### AIM
Are you able to retype all the records below exactly?

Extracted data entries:
<<<<

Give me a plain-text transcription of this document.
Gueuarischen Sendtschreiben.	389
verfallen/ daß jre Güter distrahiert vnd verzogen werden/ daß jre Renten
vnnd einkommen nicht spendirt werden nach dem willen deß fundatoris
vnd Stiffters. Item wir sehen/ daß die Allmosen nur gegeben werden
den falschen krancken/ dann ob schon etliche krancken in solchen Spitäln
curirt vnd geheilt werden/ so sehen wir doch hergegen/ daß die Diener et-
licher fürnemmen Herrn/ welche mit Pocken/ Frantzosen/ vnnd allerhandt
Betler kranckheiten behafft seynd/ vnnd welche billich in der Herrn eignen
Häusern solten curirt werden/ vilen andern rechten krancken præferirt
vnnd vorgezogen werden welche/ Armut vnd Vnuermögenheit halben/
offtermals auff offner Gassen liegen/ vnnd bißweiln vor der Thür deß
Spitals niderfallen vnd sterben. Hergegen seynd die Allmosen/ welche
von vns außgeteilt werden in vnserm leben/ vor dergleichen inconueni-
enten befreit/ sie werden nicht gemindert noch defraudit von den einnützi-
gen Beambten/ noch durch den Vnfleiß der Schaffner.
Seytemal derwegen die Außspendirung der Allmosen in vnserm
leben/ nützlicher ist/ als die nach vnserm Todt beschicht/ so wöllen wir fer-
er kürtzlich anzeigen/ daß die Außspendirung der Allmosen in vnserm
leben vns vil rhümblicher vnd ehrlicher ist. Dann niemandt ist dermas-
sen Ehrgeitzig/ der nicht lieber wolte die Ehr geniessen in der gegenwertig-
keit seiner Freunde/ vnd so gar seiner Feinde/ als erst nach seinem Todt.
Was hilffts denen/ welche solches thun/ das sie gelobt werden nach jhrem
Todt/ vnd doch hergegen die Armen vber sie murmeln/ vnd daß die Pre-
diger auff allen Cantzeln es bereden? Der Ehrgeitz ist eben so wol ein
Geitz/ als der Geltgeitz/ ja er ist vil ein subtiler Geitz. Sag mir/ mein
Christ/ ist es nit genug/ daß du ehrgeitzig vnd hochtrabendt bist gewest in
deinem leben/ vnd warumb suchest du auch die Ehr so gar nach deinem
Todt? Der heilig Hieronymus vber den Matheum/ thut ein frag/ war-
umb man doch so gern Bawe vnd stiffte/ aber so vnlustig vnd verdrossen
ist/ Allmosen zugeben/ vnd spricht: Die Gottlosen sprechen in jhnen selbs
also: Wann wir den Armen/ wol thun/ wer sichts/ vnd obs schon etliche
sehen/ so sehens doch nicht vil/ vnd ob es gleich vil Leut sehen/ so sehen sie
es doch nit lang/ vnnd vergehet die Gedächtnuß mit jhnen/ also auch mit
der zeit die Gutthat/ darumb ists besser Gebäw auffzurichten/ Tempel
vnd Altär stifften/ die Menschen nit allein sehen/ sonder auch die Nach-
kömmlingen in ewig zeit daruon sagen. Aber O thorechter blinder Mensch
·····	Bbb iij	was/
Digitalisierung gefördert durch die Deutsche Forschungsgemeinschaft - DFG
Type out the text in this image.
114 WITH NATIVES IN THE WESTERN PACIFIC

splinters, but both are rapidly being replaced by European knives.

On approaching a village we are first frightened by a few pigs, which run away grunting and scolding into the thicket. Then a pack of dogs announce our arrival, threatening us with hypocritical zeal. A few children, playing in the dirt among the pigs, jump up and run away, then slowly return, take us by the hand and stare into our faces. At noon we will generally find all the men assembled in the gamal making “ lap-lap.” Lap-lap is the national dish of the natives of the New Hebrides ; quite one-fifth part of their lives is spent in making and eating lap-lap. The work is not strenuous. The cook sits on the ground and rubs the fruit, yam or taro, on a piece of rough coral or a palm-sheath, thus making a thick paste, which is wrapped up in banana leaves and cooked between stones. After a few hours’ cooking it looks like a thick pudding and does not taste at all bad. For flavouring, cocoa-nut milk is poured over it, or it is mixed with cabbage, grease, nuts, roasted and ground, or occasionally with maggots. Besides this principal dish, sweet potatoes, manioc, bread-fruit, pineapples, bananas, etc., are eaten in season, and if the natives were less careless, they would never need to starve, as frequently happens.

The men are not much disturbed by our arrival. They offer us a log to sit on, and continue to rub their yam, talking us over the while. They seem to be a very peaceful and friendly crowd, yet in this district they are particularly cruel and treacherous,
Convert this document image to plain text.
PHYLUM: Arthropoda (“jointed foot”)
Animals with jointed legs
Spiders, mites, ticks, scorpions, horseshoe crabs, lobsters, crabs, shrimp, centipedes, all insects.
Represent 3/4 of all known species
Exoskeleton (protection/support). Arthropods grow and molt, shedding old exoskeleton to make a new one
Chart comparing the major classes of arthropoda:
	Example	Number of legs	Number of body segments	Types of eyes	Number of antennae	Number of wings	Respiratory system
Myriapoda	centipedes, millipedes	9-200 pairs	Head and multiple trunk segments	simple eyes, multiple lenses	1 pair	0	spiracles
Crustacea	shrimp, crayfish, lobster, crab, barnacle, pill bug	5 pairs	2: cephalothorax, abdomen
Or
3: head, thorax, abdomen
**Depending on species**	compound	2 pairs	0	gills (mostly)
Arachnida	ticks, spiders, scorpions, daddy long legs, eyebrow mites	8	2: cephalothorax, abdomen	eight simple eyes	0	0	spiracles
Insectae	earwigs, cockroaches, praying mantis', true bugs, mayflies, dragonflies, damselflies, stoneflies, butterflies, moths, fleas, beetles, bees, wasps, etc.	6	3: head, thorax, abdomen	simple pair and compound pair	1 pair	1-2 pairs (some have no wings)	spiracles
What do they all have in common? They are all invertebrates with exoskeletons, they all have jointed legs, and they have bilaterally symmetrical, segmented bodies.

>>>>

### FINAL ANSWER
Give me a plain-text transcription of this document.
Gueuarischen Sendtschreiben.	389
verfallen/ daß jre Güter distrahiert vnd verzogen werden/ daß jre Renten
vnnd einkommen nicht spendirt werden nach dem willen deß fundatoris
vnd Stiffters. Item wir sehen/ daß die Allmosen nur gegeben werden
den falschen krancken/ dann ob schon etliche krancken in solchen Spitäln
curirt vnd geheilt werden/ so sehen wir doch hergegen/ daß die Diener et-
licher fürnemmen Herrn/ welche mit Pocken/ Frantzosen/ vnnd allerhandt
Betler kranckheiten behafft seynd/ vnnd welche billich in der Herrn eignen
Häusern solten curirt werden/ vilen andern rechten krancken præferirt
vnnd vorgezogen werden welche/ Armut vnd Vnuermögenheit halben/
offtermals auff offner Gassen liegen/ vnnd bißweiln vor der Thür deß
Spitals niderfallen vnd sterben. Hergegen seynd die Allmosen/ welche
von vns außgeteilt werden in vnserm leben/ vor dergleichen inconueni-
enten befreit/ sie werden nicht gemindert noch defraudit von den einnützi-
gen Beambten/ noch durch den Vnfleiß der Schaffner.
Seytemal derwegen die Außspendirung der Allmosen in vnserm
leben/ nützlicher ist/ als die nach vnserm Todt beschicht/ so wöllen wir fer-
er kürtzlich anzeigen/ daß die Außspendirung der Allmosen in vnserm
leben vns vil rhümblicher vnd ehrlicher ist. Dann niemandt ist dermas-
sen Ehrgeitzig/ der nicht lieber wolte die Ehr geniessen in der gegenwertig-
keit seiner Freunde/ vnd so gar seiner Feinde/ als erst nach seinem Todt.
Was hilffts denen/ welche solches thun/ das sie gelobt werden nach jhrem
Todt/ vnd doch hergegen die Armen vber sie murmeln/ vnd daß die Pre-
diger auff allen Cantzeln es bereden? Der Ehrgeitz ist eben so wol ein
Geitz/ als der Geltgeitz/ ja er ist vil ein subtiler Geitz. Sag mir/ mein
Christ/ ist es nit genug/ daß du ehrgeitzig vnd hochtrabendt bist gewest in
deinem leben/ vnd warumb suchest du auch die Ehr so gar nach deinem
Todt? Der heilig Hieronymus vber den Matheum/ thut ein frag/ war-
umb man doch so gern Bawe vnd stiffte/ aber so vnlustig vnd verdrossen
ist/ Allmosen zugeben/ vnd spricht: Die Gottlosen sprechen in jhnen selbs
also: Wann wir den Armen/ wol thun/ wer sichts/ vnd obs schon etliche
sehen/ so sehens doch nicht vil/ vnd ob es gleich vil Leut sehen/ so sehen sie
es doch nit lang/ vnnd vergehet die Gedächtnuß mit jhnen/ also auch mit
der zeit die Gutthat/ darumb ists besser Gebäw auffzurichten/ Tempel
vnd Altär stifften/ die Menschen nit allein sehen/ sonder auch die Nach-
kömmlingen in ewig zeit daruon sagen. Aber O thorechter blinder Mensch
·····	Bbb iij	was/
Digitalisierung gefördert durch die Deutsche Forschungsgemeinschaft - DFG
Type out the text in this image.
114 WITH NATIVES IN THE WESTERN PACIFIC

splinters, but both are rapidly being replaced by European knives.

On approaching a village we are first frightened by a few pigs, which run away grunting and scolding into the thicket. Then a pack of dogs announce our arrival, threatening us with hypocritical zeal. A few children, playing in the dirt among the pigs, jump up and run away, then slowly return, take us by the hand and stare into our faces. At noon we will generally find all the men assembled in the gamal making “ lap-lap.” Lap-lap is the national dish of the natives of the New Hebrides ; quite one-fifth part of their lives is spent in making and eating lap-lap. The work is not strenuous. The cook sits on the ground and rubs the fruit, yam or taro, on a piece of rough coral or a palm-sheath, thus making a thick paste, which is wrapped up in banana leaves and cooked between stones. After a few hours’ cooking it looks like a thick pudding and does not taste at all bad. For flavouring, cocoa-nut milk is poured over it, or it is mixed with cabbage, grease, nuts, roasted and ground, or occasionally with maggots. Besides this principal dish, sweet potatoes, manioc, bread-fruit, pineapples, bananas, etc., are eaten in season, and if the natives were less careless, they would never need to starve, as frequently happens.

The men are not much disturbed by our arrival. They offer us a log to sit on, and continue to rub their yam, talking us over the while. They seem to be a very peaceful and friendly crowd, yet in this district they are particularly cruel and treacherous,
Convert this document image to plain text.
PHYLUM: Arthropoda (“jointed foot”)
Animals with jointed legs
Spiders, mites, ticks, scorpions, horseshoe crabs, lobsters, crabs, shrimp, centipedes, all insects.
Represent 3/4 of all known species
Exoskeleton (protection/support). Arthropods grow and molt, shedding old exoskeleton to make a new one
Chart comparing the major classes of arthropoda:
	Example	Number of legs	Number of body segments	Types of eyes	Number of antennae	Number of wings	Respiratory system
Myriapoda	centipedes, millipedes	9-200 pairs	Head and multiple trunk segments	simple eyes, multiple lenses	1 pair	0	spiracles
Crustacea	shrimp, crayfish, lobster, crab, barnacle, pill bug	5 pairs	2: cephalothorax, abdomen
Or
3: head, thorax, abdomen
**Depending on species**	compound	2 pairs	0	gills (mostly)
Arachnida	ticks, spiders, scorpions, daddy long legs, eyebrow mites	8	2: cephalothorax, abdomen	eight simple eyes	0	0	spiracles
Insectae	earwigs, cockroaches, praying mantis', true bugs, mayflies, dragonflies, damselflies, stoneflies, butterflies, moths, fleas, beetles, bees, wasps, etc.	6	3: head, thorax, abdomen	simple pair and compound pair	1 pair	1-2 pairs (some have no wings)	spiracles
What do they all have in common? They are all invertebrates with exoskeletons, they all have jointed legs, and they have bilaterally symmetrical, segmented bodies.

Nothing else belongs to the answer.